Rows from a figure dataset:
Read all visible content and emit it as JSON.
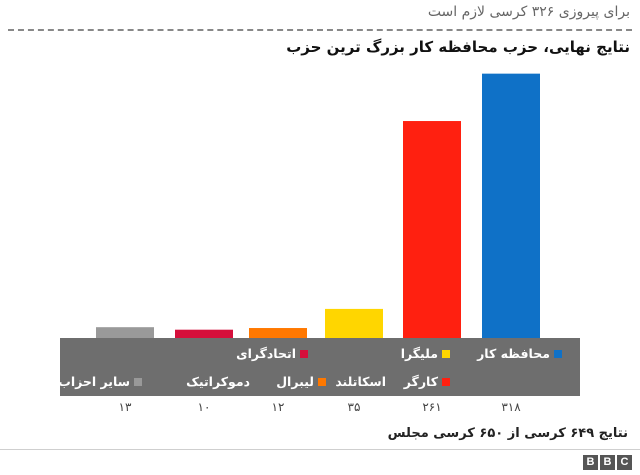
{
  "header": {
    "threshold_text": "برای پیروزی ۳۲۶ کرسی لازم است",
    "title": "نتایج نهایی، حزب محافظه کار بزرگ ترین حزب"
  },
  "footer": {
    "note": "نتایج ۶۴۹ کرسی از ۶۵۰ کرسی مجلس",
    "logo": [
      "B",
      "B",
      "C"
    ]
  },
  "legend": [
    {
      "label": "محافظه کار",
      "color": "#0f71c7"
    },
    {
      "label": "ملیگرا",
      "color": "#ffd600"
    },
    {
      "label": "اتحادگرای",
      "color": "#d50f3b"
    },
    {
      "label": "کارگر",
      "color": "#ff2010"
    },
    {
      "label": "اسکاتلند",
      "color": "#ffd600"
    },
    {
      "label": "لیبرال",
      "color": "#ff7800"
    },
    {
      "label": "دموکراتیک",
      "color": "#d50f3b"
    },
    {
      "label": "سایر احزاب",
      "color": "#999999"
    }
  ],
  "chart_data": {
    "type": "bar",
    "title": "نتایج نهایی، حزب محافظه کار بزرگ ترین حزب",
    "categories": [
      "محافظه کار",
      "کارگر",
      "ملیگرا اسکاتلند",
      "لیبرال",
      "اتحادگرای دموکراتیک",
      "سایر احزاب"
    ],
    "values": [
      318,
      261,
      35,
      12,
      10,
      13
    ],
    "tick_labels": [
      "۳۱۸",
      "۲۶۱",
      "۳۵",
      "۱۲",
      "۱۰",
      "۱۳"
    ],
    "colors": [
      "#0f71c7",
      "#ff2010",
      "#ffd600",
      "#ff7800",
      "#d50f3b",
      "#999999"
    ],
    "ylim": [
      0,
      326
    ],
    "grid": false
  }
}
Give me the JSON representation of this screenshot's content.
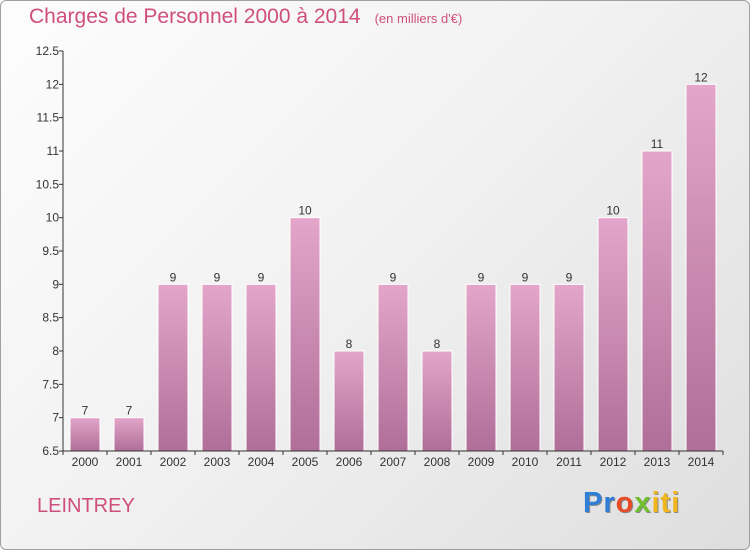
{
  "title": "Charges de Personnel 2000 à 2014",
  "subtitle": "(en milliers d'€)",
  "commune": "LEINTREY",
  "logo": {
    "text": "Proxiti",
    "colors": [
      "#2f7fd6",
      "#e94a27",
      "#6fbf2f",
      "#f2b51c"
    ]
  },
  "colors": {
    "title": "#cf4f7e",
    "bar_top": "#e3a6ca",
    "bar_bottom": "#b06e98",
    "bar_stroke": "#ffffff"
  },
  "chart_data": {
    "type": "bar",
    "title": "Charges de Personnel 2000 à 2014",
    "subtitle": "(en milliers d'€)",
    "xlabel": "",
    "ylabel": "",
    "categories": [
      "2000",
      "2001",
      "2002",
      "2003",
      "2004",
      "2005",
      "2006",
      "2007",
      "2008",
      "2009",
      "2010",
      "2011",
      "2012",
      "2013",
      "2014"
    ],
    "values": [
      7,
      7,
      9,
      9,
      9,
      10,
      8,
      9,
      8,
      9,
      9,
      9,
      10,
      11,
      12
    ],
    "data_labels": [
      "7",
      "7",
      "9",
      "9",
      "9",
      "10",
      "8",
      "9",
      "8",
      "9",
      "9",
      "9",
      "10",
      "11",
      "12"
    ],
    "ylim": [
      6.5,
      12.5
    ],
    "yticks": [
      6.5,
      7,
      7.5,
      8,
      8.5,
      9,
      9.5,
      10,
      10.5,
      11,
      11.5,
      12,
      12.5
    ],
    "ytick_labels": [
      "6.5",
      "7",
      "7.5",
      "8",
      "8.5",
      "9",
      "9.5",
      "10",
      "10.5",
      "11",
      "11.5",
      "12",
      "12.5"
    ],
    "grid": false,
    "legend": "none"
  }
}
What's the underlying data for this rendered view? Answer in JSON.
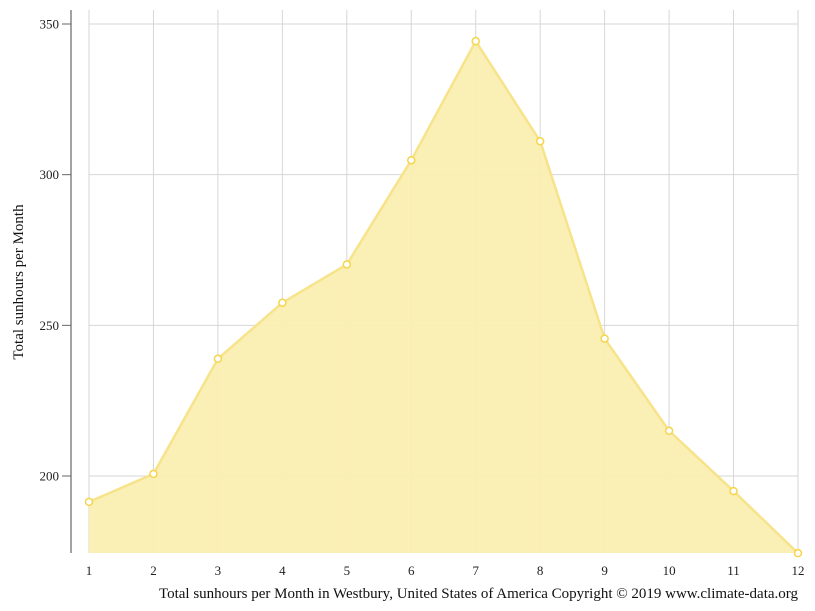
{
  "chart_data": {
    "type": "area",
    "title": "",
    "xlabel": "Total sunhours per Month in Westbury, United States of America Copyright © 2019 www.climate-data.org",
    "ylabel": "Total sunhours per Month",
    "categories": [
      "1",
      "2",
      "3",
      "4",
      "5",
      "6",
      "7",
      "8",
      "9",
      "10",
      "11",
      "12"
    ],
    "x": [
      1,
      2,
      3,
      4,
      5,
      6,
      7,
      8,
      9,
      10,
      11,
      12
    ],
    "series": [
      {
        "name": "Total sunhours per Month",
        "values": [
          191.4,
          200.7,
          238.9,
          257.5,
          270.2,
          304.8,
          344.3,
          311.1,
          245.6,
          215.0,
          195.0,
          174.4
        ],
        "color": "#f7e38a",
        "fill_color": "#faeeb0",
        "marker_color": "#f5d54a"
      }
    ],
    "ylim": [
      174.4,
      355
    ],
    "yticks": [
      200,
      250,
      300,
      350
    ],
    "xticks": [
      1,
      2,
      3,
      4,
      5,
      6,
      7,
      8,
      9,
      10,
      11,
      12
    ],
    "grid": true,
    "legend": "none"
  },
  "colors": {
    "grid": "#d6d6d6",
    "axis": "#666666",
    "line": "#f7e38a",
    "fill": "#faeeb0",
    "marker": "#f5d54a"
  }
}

◆ What the task requires
Transcribe every record above exactly as written, leaving out any pictures.

◆ Exercise answer
Read all visible content and emit it as JSON.
{
  "header": {
    "threshold_text": "برای پیروزی ۳۲۶ کرسی لازم است",
    "title": "نتایج نهایی، حزب محافظه کار بزرگ ترین حزب"
  },
  "footer": {
    "note": "نتایج ۶۴۹ کرسی از ۶۵۰ کرسی مجلس",
    "logo": [
      "B",
      "B",
      "C"
    ]
  },
  "legend": [
    {
      "label": "محافظه کار",
      "color": "#0f71c7"
    },
    {
      "label": "ملیگرا",
      "color": "#ffd600"
    },
    {
      "label": "اتحادگرای",
      "color": "#d50f3b"
    },
    {
      "label": "کارگر",
      "color": "#ff2010"
    },
    {
      "label": "اسکاتلند",
      "color": "#ffd600"
    },
    {
      "label": "لیبرال",
      "color": "#ff7800"
    },
    {
      "label": "دموکراتیک",
      "color": "#d50f3b"
    },
    {
      "label": "سایر احزاب",
      "color": "#999999"
    }
  ],
  "chart_data": {
    "type": "bar",
    "title": "نتایج نهایی، حزب محافظه کار بزرگ ترین حزب",
    "categories": [
      "محافظه کار",
      "کارگر",
      "ملیگرا اسکاتلند",
      "لیبرال",
      "اتحادگرای دموکراتیک",
      "سایر احزاب"
    ],
    "values": [
      318,
      261,
      35,
      12,
      10,
      13
    ],
    "tick_labels": [
      "۳۱۸",
      "۲۶۱",
      "۳۵",
      "۱۲",
      "۱۰",
      "۱۳"
    ],
    "colors": [
      "#0f71c7",
      "#ff2010",
      "#ffd600",
      "#ff7800",
      "#d50f3b",
      "#999999"
    ],
    "ylim": [
      0,
      326
    ],
    "grid": false
  }
}
Give me the JSON representation of this screenshot's content.
{
  "title": "Charges de Personnel 2000 à 2014",
  "subtitle": "(en milliers d'€)",
  "commune": "LEINTREY",
  "logo": {
    "text": "Proxiti",
    "colors": [
      "#2f7fd6",
      "#e94a27",
      "#6fbf2f",
      "#f2b51c"
    ]
  },
  "colors": {
    "title": "#cf4f7e",
    "bar_top": "#e3a6ca",
    "bar_bottom": "#b06e98",
    "bar_stroke": "#ffffff"
  },
  "chart_data": {
    "type": "bar",
    "title": "Charges de Personnel 2000 à 2014",
    "subtitle": "(en milliers d'€)",
    "xlabel": "",
    "ylabel": "",
    "categories": [
      "2000",
      "2001",
      "2002",
      "2003",
      "2004",
      "2005",
      "2006",
      "2007",
      "2008",
      "2009",
      "2010",
      "2011",
      "2012",
      "2013",
      "2014"
    ],
    "values": [
      7,
      7,
      9,
      9,
      9,
      10,
      8,
      9,
      8,
      9,
      9,
      9,
      10,
      11,
      12
    ],
    "data_labels": [
      "7",
      "7",
      "9",
      "9",
      "9",
      "10",
      "8",
      "9",
      "8",
      "9",
      "9",
      "9",
      "10",
      "11",
      "12"
    ],
    "ylim": [
      6.5,
      12.5
    ],
    "yticks": [
      6.5,
      7,
      7.5,
      8,
      8.5,
      9,
      9.5,
      10,
      10.5,
      11,
      11.5,
      12,
      12.5
    ],
    "ytick_labels": [
      "6.5",
      "7",
      "7.5",
      "8",
      "8.5",
      "9",
      "9.5",
      "10",
      "10.5",
      "11",
      "11.5",
      "12",
      "12.5"
    ],
    "grid": false,
    "legend": "none"
  }
}
What's the underlying data for this rendered view? Answer in JSON.
{
  "chart_data": {
    "type": "area",
    "title": "",
    "xlabel": "Total sunhours per Month in Westbury, United States of America Copyright © 2019 www.climate-data.org",
    "ylabel": "Total sunhours per Month",
    "categories": [
      "1",
      "2",
      "3",
      "4",
      "5",
      "6",
      "7",
      "8",
      "9",
      "10",
      "11",
      "12"
    ],
    "x": [
      1,
      2,
      3,
      4,
      5,
      6,
      7,
      8,
      9,
      10,
      11,
      12
    ],
    "series": [
      {
        "name": "Total sunhours per Month",
        "values": [
          191.4,
          200.7,
          238.9,
          257.5,
          270.2,
          304.8,
          344.3,
          311.1,
          245.6,
          215.0,
          195.0,
          174.4
        ],
        "color": "#f7e38a",
        "fill_color": "#faeeb0",
        "marker_color": "#f5d54a"
      }
    ],
    "ylim": [
      174.4,
      355
    ],
    "yticks": [
      200,
      250,
      300,
      350
    ],
    "xticks": [
      1,
      2,
      3,
      4,
      5,
      6,
      7,
      8,
      9,
      10,
      11,
      12
    ],
    "grid": true,
    "legend": "none"
  },
  "colors": {
    "grid": "#d6d6d6",
    "axis": "#666666",
    "line": "#f7e38a",
    "fill": "#faeeb0",
    "marker": "#f5d54a"
  }
}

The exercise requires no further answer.